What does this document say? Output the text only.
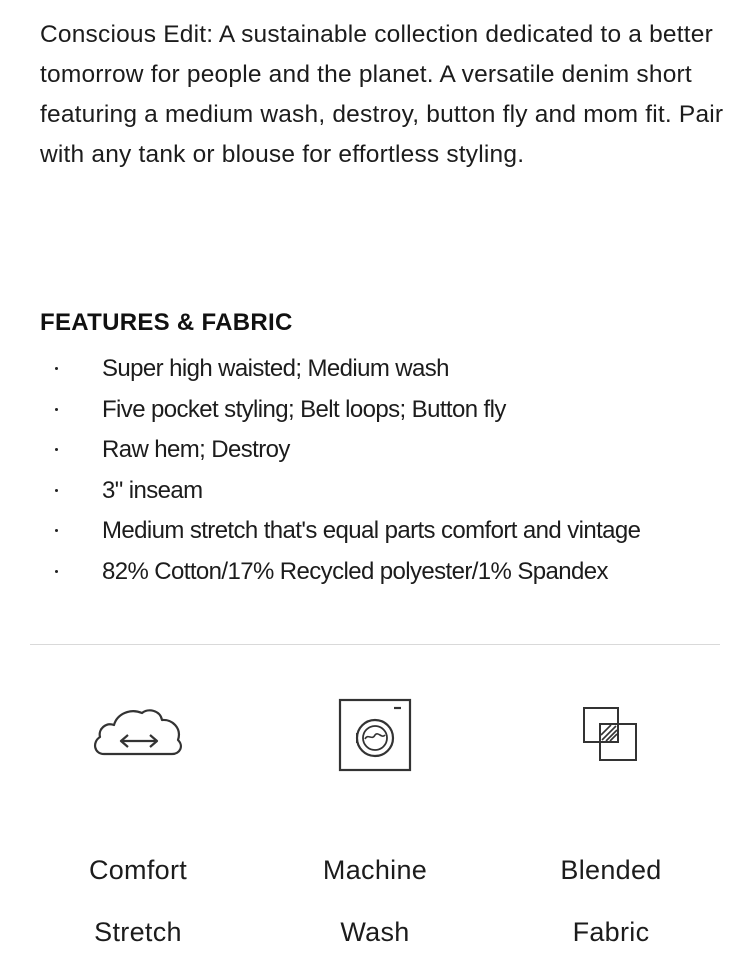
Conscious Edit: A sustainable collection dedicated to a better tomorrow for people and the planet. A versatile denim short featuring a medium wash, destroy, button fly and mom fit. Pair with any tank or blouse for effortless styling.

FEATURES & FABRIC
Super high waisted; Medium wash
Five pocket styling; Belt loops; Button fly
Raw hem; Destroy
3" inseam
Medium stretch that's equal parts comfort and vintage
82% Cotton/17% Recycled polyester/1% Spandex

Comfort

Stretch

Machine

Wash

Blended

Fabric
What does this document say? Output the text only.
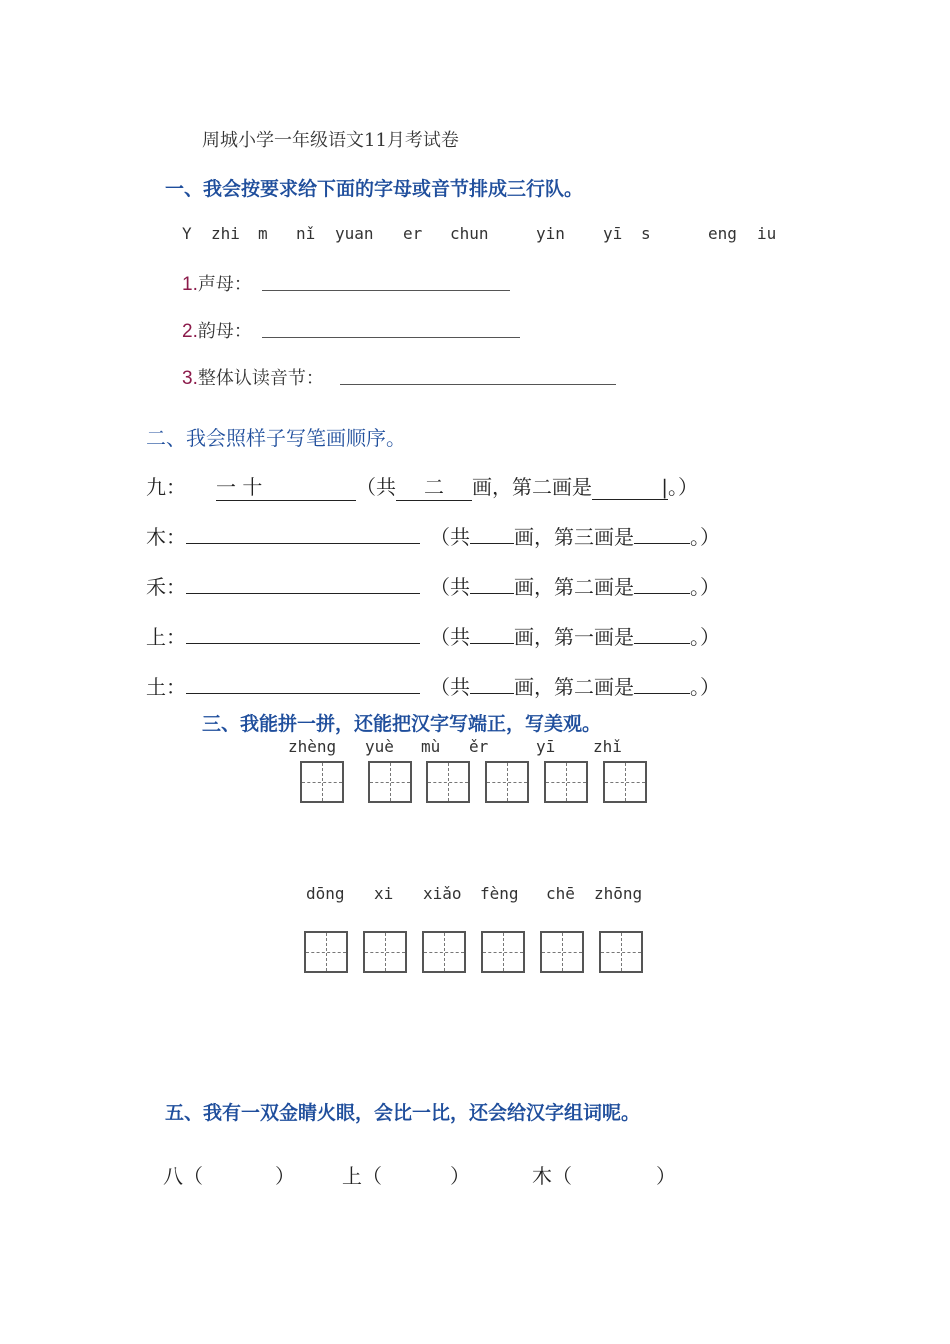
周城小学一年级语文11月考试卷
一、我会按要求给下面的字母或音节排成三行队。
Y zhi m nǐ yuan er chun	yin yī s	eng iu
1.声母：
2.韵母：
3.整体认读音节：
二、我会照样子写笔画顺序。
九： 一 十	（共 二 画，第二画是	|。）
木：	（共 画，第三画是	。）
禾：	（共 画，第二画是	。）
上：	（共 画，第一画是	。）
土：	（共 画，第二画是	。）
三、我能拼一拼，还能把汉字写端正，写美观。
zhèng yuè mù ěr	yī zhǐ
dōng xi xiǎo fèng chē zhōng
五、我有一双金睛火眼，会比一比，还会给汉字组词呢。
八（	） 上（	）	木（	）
================================
What this task involves: Return the listing above word for word, with the pictures removed.

Result for this task:
What does this document say? Output the text only.
Conscious Edit: A sustainable collection dedicated to a better tomorrow for people and the planet. A versatile denim short featuring a medium wash, destroy, button fly and mom fit. Pair with any tank or blouse for effortless styling.

FEATURES & FABRIC
Super high waisted; Medium wash
Five pocket styling; Belt loops; Button fly
Raw hem; Destroy
3" inseam
Medium stretch that's equal parts comfort and vintage
82% Cotton/17% Recycled polyester/1% Spandex

Comfort

Stretch

Machine

Wash

Blended

Fabric
What does this document say? Output the text only.
周城小学一年级语文11月考试卷
一、我会按要求给下面的字母或音节排成三行队。
Y zhi m nǐ yuan er chun	yin yī s	eng iu
1.声母：
2.韵母：
3.整体认读音节：
二、我会照样子写笔画顺序。
九： 一 十	（共 二 画，第二画是	|。）
木：	（共 画，第三画是	。）
禾：	（共 画，第二画是	。）
上：	（共 画，第一画是	。）
土：	（共 画，第二画是	。）
三、我能拼一拼，还能把汉字写端正，写美观。
zhèng yuè mù ěr	yī zhǐ
dōng xi xiǎo fèng chē zhōng
五、我有一双金睛火眼，会比一比，还会给汉字组词呢。
八（	） 上（	）	木（	）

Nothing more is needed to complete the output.